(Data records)
·····
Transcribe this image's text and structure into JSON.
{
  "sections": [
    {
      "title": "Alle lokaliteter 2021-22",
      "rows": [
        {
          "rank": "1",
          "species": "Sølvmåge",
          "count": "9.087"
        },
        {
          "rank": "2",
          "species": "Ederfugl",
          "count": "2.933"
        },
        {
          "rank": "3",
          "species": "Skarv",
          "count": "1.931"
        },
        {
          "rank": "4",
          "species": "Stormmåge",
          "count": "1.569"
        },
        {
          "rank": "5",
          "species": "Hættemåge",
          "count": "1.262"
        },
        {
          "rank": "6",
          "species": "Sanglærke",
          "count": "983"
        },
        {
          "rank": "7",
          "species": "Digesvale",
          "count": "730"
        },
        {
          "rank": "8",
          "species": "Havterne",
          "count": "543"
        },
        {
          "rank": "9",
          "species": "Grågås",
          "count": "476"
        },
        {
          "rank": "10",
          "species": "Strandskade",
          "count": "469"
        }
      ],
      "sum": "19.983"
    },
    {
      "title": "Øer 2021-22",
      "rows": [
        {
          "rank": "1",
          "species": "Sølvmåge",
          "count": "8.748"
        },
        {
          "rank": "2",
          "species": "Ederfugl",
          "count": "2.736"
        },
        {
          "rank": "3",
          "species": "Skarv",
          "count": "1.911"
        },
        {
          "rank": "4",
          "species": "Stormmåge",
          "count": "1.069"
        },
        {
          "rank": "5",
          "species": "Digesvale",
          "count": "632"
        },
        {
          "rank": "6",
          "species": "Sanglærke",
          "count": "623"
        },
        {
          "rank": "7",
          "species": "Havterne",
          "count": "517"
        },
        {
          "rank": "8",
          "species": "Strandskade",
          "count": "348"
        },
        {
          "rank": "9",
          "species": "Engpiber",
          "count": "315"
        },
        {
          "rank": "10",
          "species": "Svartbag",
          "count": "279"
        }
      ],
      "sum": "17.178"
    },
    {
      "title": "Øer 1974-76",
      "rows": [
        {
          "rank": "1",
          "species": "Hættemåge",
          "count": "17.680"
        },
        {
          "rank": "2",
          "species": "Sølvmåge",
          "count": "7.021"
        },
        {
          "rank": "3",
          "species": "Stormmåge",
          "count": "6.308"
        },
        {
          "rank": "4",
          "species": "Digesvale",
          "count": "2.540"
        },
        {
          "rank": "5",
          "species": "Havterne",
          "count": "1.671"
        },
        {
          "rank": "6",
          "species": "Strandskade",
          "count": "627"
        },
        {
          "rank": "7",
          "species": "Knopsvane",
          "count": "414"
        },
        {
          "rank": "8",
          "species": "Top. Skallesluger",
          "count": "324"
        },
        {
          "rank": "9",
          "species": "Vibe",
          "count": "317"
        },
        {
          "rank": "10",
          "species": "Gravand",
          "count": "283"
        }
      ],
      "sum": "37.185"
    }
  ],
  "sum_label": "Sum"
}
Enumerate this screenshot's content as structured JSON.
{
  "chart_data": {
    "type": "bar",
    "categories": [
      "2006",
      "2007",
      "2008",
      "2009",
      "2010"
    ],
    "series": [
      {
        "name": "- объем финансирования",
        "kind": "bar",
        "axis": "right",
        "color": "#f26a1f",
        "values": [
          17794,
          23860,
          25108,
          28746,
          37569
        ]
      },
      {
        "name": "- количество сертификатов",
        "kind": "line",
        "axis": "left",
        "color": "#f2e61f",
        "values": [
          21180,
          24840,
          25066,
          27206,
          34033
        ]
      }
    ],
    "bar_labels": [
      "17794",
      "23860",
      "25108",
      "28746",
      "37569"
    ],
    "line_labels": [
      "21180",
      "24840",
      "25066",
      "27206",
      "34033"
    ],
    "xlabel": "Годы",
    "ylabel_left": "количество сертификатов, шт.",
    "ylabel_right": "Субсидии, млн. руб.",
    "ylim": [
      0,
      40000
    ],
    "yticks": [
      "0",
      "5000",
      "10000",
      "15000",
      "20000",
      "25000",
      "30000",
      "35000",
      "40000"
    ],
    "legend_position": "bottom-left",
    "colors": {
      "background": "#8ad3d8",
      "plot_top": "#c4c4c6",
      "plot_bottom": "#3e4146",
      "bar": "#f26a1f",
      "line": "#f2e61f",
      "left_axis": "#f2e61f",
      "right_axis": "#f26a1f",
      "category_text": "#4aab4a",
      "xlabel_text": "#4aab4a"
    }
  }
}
·····
AIM OF THE TASK: Write out the entries above word for word.

RIGHT ANSWER:
Transcribe this image's text and structure into JSON.
{
  "sections": [
    {
      "title": "Alle lokaliteter 2021-22",
      "rows": [
        {
          "rank": "1",
          "species": "Sølvmåge",
          "count": "9.087"
        },
        {
          "rank": "2",
          "species": "Ederfugl",
          "count": "2.933"
        },
        {
          "rank": "3",
          "species": "Skarv",
          "count": "1.931"
        },
        {
          "rank": "4",
          "species": "Stormmåge",
          "count": "1.569"
        },
        {
          "rank": "5",
          "species": "Hættemåge",
          "count": "1.262"
        },
        {
          "rank": "6",
          "species": "Sanglærke",
          "count": "983"
        },
        {
          "rank": "7",
          "species": "Digesvale",
          "count": "730"
        },
        {
          "rank": "8",
          "species": "Havterne",
          "count": "543"
        },
        {
          "rank": "9",
          "species": "Grågås",
          "count": "476"
        },
        {
          "rank": "10",
          "species": "Strandskade",
          "count": "469"
        }
      ],
      "sum": "19.983"
    },
    {
      "title": "Øer 2021-22",
      "rows": [
        {
          "rank": "1",
          "species": "Sølvmåge",
          "count": "8.748"
        },
        {
          "rank": "2",
          "species": "Ederfugl",
          "count": "2.736"
        },
        {
          "rank": "3",
          "species": "Skarv",
          "count": "1.911"
        },
        {
          "rank": "4",
          "species": "Stormmåge",
          "count": "1.069"
        },
        {
          "rank": "5",
          "species": "Digesvale",
          "count": "632"
        },
        {
          "rank": "6",
          "species": "Sanglærke",
          "count": "623"
        },
        {
          "rank": "7",
          "species": "Havterne",
          "count": "517"
        },
        {
          "rank": "8",
          "species": "Strandskade",
          "count": "348"
        },
        {
          "rank": "9",
          "species": "Engpiber",
          "count": "315"
        },
        {
          "rank": "10",
          "species": "Svartbag",
          "count": "279"
        }
      ],
      "sum": "17.178"
    },
    {
      "title": "Øer 1974-76",
      "rows": [
        {
          "rank": "1",
          "species": "Hættemåge",
          "count": "17.680"
        },
        {
          "rank": "2",
          "species": "Sølvmåge",
          "count": "7.021"
        },
        {
          "rank": "3",
          "species": "Stormmåge",
          "count": "6.308"
        },
        {
          "rank": "4",
          "species": "Digesvale",
          "count": "2.540"
        },
        {
          "rank": "5",
          "species": "Havterne",
          "count": "1.671"
        },
        {
          "rank": "6",
          "species": "Strandskade",
          "count": "627"
        },
        {
          "rank": "7",
          "species": "Knopsvane",
          "count": "414"
        },
        {
          "rank": "8",
          "species": "Top. Skallesluger",
          "count": "324"
        },
        {
          "rank": "9",
          "species": "Vibe",
          "count": "317"
        },
        {
          "rank": "10",
          "species": "Gravand",
          "count": "283"
        }
      ],
      "sum": "37.185"
    }
  ],
  "sum_label": "Sum"
}
Enumerate this screenshot's content as structured JSON.
{
  "chart_data": {
    "type": "bar",
    "categories": [
      "2006",
      "2007",
      "2008",
      "2009",
      "2010"
    ],
    "series": [
      {
        "name": "- объем финансирования",
        "kind": "bar",
        "axis": "right",
        "color": "#f26a1f",
        "values": [
          17794,
          23860,
          25108,
          28746,
          37569
        ]
      },
      {
        "name": "- количество сертификатов",
        "kind": "line",
        "axis": "left",
        "color": "#f2e61f",
        "values": [
          21180,
          24840,
          25066,
          27206,
          34033
        ]
      }
    ],
    "bar_labels": [
      "17794",
      "23860",
      "25108",
      "28746",
      "37569"
    ],
    "line_labels": [
      "21180",
      "24840",
      "25066",
      "27206",
      "34033"
    ],
    "xlabel": "Годы",
    "ylabel_left": "количество сертификатов, шт.",
    "ylabel_right": "Субсидии, млн. руб.",
    "ylim": [
      0,
      40000
    ],
    "yticks": [
      "0",
      "5000",
      "10000",
      "15000",
      "20000",
      "25000",
      "30000",
      "35000",
      "40000"
    ],
    "legend_position": "bottom-left",
    "colors": {
      "background": "#8ad3d8",
      "plot_top": "#c4c4c6",
      "plot_bottom": "#3e4146",
      "bar": "#f26a1f",
      "line": "#f2e61f",
      "left_axis": "#f2e61f",
      "right_axis": "#f26a1f",
      "category_text": "#4aab4a",
      "xlabel_text": "#4aab4a"
    }
  }
}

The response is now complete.